## Exercise
Please convert the entries, from the first line through the line that contains "reference-number: [16] — [306, 80, 320, 89]", into a Markdown table with the columns Row and Entry. Number each row, leave out blank lines, and include nothing after that line.

## Dataset
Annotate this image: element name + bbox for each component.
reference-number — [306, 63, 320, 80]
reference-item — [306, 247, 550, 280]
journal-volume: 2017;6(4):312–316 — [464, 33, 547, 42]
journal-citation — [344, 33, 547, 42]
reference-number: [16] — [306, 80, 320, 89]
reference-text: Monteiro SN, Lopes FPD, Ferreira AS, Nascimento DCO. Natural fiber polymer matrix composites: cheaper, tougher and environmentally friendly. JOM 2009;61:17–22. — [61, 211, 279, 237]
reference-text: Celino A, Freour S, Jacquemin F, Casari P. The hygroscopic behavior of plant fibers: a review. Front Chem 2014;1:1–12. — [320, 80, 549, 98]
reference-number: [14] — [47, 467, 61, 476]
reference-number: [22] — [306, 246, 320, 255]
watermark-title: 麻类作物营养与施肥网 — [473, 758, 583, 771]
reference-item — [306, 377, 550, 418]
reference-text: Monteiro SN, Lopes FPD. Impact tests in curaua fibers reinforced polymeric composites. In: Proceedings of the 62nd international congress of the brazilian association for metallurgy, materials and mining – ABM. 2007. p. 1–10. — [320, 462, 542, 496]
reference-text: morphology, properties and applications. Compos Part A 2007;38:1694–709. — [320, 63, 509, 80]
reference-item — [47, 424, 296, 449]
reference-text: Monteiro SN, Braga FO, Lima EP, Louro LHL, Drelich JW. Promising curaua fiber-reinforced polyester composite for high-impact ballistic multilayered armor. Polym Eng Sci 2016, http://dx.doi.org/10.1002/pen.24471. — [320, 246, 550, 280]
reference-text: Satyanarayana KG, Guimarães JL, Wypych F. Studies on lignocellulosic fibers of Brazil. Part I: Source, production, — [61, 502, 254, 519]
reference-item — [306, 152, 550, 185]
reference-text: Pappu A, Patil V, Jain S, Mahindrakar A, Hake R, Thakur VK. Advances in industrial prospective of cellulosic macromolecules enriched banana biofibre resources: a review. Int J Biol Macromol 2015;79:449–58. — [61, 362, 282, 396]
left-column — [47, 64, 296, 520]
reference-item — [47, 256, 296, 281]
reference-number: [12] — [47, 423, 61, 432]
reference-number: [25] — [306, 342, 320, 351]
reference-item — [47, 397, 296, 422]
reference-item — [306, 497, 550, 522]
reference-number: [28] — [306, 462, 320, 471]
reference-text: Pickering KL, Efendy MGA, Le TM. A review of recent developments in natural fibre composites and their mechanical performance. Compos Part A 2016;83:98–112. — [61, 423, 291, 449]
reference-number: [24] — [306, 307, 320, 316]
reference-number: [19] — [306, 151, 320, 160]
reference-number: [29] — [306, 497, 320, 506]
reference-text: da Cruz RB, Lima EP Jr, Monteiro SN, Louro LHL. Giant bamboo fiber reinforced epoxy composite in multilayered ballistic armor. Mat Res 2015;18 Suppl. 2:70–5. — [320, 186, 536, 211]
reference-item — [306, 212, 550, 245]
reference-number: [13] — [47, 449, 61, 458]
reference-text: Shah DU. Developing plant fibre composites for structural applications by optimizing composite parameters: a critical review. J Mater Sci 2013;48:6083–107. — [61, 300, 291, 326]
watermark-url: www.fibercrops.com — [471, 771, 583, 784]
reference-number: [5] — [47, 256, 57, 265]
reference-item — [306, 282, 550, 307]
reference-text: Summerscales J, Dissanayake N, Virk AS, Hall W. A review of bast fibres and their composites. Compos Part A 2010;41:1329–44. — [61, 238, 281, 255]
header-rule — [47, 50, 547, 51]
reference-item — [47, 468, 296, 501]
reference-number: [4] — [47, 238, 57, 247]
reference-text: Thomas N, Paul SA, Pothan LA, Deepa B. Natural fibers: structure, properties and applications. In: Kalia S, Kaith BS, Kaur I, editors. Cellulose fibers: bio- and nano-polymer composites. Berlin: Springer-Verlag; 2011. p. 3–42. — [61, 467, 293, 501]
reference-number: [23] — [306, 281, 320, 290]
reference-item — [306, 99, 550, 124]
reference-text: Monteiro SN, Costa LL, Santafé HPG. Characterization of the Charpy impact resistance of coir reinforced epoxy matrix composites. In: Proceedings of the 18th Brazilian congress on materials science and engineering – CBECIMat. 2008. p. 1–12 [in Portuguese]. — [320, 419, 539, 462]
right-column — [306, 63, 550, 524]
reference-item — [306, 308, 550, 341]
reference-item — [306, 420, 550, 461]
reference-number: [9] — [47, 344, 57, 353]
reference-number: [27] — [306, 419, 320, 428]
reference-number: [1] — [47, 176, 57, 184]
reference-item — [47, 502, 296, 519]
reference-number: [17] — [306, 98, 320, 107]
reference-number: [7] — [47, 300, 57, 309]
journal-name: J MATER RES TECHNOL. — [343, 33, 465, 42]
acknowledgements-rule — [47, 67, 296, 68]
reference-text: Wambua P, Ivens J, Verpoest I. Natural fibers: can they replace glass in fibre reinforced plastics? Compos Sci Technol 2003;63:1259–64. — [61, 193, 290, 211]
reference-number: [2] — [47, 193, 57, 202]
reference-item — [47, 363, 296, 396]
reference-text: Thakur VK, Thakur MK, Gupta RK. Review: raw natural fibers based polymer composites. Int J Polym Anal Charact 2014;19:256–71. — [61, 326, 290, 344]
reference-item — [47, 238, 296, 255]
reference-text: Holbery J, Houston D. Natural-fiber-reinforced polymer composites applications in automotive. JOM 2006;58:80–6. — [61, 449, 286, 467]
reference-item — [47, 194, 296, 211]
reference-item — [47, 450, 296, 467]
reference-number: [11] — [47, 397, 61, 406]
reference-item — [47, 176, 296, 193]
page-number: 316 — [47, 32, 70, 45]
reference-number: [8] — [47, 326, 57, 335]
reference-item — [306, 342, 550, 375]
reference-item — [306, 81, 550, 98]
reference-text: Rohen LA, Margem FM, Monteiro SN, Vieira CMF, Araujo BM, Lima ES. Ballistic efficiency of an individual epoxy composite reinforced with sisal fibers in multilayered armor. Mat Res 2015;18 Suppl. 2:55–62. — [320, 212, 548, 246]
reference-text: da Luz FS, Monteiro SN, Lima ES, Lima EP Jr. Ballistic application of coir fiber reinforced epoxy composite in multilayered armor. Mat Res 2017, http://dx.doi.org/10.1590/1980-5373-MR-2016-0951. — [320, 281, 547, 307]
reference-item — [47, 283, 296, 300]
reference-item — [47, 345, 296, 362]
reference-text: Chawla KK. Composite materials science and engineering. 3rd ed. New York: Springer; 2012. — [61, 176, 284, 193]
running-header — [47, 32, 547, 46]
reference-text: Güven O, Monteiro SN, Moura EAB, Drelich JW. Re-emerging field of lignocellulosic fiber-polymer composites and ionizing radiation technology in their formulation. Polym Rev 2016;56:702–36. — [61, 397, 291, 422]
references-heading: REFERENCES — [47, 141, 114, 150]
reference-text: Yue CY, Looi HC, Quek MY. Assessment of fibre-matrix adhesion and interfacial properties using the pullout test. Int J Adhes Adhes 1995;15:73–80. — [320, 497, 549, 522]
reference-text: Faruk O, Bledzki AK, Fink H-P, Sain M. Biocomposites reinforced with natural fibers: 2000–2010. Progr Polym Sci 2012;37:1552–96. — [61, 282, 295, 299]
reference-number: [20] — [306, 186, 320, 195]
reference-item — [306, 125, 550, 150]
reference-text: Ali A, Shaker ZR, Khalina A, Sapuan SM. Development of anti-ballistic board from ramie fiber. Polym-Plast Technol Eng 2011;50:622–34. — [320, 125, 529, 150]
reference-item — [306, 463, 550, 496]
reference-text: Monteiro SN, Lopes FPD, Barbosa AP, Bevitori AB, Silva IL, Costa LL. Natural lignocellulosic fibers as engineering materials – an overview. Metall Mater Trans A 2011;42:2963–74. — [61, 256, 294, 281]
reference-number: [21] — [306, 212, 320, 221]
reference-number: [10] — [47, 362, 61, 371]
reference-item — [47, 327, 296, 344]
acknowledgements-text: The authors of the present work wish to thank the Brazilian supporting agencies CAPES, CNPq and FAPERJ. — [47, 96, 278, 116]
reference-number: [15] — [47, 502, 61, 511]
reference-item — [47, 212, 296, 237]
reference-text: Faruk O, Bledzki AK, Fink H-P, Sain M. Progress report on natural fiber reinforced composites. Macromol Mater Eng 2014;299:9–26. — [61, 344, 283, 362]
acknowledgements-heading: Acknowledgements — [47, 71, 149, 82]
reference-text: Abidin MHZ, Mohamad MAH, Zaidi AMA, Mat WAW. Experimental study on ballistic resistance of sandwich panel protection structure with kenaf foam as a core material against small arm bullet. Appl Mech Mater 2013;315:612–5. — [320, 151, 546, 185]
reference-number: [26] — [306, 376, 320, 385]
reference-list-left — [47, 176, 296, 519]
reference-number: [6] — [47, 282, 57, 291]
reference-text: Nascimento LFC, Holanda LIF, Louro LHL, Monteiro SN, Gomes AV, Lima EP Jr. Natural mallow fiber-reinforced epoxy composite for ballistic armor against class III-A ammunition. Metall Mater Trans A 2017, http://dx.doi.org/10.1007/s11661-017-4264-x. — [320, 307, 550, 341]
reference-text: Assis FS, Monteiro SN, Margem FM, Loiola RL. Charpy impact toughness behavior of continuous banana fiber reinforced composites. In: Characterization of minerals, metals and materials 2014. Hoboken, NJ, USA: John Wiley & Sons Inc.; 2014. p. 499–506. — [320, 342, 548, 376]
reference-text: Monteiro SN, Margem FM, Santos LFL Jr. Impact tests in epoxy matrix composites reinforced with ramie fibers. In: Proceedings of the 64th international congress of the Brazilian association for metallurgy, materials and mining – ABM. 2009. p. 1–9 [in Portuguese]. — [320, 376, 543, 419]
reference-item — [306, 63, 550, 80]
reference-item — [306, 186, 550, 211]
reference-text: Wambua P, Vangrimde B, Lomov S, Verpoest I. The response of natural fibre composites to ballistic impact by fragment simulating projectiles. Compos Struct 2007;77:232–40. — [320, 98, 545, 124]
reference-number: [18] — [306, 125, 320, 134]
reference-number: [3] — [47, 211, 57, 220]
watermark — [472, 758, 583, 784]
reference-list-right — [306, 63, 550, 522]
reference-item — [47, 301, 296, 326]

## Exercise response
| Row | Entry |
|---|---|
| 1 | Annotate this image: element name + bbox for each component. |
| 2 | reference-number — [306, 63, 320, 80] |
| 3 | reference-item — [306, 247, 550, 280] |
| 4 | journal-volume: 2017;6(4):312–316 — [464, 33, 547, 42] |
| 5 | journal-citation — [344, 33, 547, 42] |
| 6 | reference-number: [16] — [306, 80, 320, 89] |